THE PROBLEM -> Copy each line below in which the word "Level" occurs.

THE INPUT ->
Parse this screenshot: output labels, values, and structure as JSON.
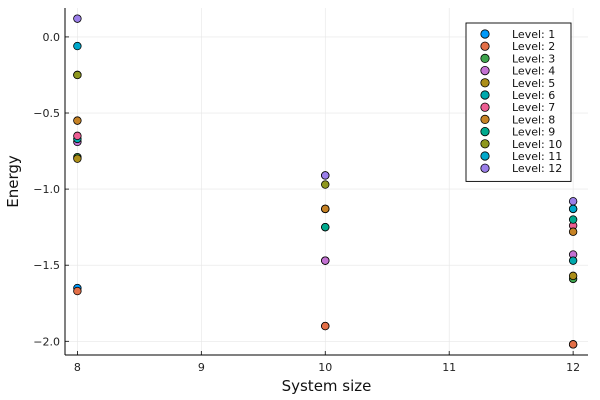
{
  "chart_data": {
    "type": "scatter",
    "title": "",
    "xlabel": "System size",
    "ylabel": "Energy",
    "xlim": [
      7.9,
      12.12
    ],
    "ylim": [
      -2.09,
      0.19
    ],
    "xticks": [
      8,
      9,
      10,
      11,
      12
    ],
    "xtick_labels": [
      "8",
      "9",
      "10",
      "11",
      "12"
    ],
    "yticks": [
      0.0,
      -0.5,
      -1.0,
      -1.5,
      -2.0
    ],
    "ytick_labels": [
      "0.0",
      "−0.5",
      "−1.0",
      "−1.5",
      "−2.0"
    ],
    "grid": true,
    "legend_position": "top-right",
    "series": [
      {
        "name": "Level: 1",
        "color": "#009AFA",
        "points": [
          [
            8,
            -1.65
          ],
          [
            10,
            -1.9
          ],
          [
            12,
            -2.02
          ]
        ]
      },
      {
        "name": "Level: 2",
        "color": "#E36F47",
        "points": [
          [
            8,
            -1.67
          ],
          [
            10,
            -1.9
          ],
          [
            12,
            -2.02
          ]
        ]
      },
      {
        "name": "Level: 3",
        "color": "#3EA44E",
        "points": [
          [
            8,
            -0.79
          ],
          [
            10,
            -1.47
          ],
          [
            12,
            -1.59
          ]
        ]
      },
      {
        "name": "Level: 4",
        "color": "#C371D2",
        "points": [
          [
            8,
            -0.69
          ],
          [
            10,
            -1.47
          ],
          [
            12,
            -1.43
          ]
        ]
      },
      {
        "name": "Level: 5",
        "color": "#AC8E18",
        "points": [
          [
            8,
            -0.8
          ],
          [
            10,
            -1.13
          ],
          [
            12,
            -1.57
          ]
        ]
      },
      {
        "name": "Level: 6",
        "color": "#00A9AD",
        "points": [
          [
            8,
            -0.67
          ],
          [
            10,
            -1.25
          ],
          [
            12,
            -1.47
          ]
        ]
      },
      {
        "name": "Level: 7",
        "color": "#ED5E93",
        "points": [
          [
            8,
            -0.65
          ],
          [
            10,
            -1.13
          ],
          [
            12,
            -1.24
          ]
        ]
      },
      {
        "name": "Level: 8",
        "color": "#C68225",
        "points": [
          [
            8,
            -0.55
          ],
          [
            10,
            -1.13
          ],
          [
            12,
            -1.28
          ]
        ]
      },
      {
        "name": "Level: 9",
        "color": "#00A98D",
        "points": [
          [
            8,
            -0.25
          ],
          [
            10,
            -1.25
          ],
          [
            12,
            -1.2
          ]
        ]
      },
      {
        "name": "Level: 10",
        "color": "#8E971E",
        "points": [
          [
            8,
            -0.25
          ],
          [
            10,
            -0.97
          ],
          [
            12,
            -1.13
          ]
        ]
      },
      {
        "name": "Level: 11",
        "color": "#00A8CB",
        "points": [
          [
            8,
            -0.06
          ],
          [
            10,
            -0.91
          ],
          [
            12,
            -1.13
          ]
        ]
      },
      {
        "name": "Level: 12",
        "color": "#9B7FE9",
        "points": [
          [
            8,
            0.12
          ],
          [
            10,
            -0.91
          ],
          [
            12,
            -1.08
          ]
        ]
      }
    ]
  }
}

ANSWER TO THE TASK ->
        "name": "Level: 1",
        "name": "Level: 2",
        "name": "Level: 3",
        "name": "Level: 4",
        "name": "Level: 5",
        "name": "Level: 6",
        "name": "Level: 7",
        "name": "Level: 8",
        "name": "Level: 9",
        "name": "Level: 10",
        "name": "Level: 11",
        "name": "Level: 12",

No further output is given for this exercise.